- [Information provided]:
■ ■ ■ ■ ■ ■ ■

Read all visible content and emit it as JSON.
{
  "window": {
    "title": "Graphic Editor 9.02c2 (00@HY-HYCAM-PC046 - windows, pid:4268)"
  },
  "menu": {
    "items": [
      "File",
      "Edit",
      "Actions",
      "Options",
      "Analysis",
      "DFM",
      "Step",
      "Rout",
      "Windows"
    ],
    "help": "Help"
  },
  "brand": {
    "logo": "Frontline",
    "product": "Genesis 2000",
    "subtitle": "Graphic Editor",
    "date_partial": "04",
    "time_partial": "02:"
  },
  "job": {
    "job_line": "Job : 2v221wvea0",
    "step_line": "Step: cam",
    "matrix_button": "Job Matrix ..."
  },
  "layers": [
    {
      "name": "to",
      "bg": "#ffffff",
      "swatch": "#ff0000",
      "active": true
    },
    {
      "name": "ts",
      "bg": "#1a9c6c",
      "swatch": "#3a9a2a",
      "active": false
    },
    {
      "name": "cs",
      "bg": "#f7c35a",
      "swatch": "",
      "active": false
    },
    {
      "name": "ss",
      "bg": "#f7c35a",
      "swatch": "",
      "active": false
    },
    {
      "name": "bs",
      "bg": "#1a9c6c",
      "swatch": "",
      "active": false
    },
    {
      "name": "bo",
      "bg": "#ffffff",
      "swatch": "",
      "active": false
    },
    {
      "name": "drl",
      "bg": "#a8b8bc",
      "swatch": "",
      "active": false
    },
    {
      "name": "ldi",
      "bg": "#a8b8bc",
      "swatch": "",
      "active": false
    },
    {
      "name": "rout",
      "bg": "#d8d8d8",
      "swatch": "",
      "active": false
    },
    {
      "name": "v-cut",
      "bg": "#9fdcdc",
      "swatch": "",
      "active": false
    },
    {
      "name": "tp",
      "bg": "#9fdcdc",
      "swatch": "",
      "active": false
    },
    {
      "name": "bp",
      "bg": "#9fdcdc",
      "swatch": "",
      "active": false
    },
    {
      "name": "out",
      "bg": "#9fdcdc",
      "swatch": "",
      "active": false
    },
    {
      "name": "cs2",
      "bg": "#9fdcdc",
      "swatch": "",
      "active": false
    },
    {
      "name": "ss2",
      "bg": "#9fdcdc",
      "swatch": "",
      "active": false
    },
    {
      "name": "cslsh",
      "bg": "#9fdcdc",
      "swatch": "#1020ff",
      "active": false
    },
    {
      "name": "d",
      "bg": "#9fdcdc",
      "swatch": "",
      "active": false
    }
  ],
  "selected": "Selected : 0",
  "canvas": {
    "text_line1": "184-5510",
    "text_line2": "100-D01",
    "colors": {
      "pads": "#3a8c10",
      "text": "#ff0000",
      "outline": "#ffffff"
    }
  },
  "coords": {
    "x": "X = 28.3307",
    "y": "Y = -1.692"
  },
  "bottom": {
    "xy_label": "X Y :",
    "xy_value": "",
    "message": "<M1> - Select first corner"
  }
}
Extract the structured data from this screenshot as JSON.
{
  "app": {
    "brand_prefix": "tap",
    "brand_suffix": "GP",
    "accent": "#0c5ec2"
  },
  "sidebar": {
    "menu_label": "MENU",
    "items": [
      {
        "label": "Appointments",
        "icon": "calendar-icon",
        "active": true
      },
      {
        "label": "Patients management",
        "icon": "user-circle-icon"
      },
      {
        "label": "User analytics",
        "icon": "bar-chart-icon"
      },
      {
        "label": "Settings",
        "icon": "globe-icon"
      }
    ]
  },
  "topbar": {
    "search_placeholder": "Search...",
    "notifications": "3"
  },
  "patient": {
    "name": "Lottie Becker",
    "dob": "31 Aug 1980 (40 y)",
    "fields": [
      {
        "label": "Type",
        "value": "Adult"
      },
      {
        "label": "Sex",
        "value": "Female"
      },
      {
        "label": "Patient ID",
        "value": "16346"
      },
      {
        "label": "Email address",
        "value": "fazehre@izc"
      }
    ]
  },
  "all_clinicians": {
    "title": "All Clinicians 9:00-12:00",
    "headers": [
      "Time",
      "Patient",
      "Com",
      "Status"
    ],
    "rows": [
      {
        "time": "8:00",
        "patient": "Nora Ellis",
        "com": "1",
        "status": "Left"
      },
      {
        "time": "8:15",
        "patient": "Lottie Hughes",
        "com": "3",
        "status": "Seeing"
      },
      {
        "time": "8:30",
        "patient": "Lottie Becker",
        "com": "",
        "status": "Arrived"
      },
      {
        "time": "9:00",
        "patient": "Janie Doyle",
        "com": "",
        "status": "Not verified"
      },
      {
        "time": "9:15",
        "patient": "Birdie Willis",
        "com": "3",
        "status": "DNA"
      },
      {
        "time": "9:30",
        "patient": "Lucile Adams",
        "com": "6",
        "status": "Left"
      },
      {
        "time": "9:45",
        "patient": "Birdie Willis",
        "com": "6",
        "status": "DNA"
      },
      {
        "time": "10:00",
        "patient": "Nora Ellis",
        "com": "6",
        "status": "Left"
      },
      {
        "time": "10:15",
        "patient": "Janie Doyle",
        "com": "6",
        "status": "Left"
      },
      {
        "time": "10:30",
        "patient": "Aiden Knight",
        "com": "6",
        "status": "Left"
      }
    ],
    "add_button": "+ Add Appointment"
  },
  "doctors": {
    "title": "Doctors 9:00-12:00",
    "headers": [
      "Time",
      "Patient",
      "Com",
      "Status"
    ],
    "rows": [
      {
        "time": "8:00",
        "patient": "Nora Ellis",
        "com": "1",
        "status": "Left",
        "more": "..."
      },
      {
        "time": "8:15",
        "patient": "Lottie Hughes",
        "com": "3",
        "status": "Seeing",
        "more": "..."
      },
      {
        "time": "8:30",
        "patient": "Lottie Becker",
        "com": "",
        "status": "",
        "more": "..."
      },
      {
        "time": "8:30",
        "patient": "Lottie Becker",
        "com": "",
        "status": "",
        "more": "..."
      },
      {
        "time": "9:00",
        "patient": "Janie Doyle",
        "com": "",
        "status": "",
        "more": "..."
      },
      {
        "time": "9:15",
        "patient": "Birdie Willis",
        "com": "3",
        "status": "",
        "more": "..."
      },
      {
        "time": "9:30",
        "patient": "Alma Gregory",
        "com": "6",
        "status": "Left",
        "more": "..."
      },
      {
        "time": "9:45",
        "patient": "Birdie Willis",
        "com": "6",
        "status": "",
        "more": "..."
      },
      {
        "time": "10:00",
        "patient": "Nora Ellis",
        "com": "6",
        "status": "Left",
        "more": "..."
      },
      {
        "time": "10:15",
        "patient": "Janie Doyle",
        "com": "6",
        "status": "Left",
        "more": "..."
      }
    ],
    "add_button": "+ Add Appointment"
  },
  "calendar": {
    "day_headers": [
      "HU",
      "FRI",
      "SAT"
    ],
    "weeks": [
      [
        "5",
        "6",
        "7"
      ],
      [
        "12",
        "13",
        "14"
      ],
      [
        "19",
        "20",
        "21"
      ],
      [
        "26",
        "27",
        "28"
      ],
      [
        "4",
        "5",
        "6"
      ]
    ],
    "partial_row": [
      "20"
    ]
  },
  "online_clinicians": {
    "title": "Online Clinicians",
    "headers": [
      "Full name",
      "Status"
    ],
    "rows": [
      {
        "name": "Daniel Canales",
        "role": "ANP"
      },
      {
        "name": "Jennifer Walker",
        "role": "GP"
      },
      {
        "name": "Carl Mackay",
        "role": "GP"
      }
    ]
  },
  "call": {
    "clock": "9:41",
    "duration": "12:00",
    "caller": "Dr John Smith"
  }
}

■ ■ ■ ■ ■ ■ ■

- [Required work]:
Task for the records above: copy every line in which the word "Editor" occurs.

- [Response area]:
    "title": "Graphic Editor 9.02c2 (00@HY-HYCAM-PC046 - windows, pid:4268)"
    "subtitle": "Graphic Editor",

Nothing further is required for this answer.